• [Provided records]:

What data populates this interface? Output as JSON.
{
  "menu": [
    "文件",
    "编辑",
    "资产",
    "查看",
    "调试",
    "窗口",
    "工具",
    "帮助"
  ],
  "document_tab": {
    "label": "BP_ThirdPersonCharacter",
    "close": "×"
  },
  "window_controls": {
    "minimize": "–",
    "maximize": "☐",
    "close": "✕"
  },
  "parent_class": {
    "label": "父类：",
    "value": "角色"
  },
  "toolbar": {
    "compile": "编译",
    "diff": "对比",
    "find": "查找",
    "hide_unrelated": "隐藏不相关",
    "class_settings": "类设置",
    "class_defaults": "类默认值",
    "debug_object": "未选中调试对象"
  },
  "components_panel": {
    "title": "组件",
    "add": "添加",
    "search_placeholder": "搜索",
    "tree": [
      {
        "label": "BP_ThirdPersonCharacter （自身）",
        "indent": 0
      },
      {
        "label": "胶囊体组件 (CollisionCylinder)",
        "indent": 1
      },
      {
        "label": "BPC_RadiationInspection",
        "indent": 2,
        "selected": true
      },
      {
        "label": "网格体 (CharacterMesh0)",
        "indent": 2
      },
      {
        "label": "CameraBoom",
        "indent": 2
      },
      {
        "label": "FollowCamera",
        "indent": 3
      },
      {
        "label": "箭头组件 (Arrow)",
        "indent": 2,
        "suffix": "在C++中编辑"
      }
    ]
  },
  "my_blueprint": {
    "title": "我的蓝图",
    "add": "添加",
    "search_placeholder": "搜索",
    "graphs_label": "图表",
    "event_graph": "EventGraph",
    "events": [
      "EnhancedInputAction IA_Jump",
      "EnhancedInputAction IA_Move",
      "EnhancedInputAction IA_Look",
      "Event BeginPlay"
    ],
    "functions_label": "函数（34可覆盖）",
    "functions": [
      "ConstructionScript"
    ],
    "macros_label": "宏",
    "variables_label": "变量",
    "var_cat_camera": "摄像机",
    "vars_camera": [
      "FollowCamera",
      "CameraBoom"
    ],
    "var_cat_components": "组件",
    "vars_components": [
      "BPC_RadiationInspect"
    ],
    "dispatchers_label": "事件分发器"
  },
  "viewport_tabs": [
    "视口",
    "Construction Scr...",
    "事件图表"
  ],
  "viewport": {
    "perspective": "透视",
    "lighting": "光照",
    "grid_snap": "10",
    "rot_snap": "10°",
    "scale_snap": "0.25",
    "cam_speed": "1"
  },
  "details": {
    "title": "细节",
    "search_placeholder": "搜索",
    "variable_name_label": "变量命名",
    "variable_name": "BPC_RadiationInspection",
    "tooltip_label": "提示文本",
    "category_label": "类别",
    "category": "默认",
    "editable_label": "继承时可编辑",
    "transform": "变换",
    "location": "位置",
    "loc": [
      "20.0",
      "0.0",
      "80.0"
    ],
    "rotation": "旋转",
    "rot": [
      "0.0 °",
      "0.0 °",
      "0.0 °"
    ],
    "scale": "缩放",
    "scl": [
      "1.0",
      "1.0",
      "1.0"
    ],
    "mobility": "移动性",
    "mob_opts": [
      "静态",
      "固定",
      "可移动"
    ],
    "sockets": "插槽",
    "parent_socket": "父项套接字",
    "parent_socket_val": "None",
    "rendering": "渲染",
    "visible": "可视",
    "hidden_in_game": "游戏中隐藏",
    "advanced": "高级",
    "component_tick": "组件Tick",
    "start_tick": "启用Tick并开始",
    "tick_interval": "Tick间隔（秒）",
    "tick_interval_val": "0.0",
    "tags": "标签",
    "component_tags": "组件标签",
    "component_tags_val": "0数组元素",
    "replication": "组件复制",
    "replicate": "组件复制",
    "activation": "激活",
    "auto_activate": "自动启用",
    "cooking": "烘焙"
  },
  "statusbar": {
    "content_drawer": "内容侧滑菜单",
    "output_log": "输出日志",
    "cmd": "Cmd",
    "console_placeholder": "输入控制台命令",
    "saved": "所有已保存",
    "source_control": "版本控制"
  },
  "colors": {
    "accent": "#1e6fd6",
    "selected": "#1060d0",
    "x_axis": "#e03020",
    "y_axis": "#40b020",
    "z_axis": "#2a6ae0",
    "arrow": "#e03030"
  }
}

• [Requirement]: Among the lines of the data above, determine how many contain the word "indent". Report the number alone.

• [Solution for this task]: 7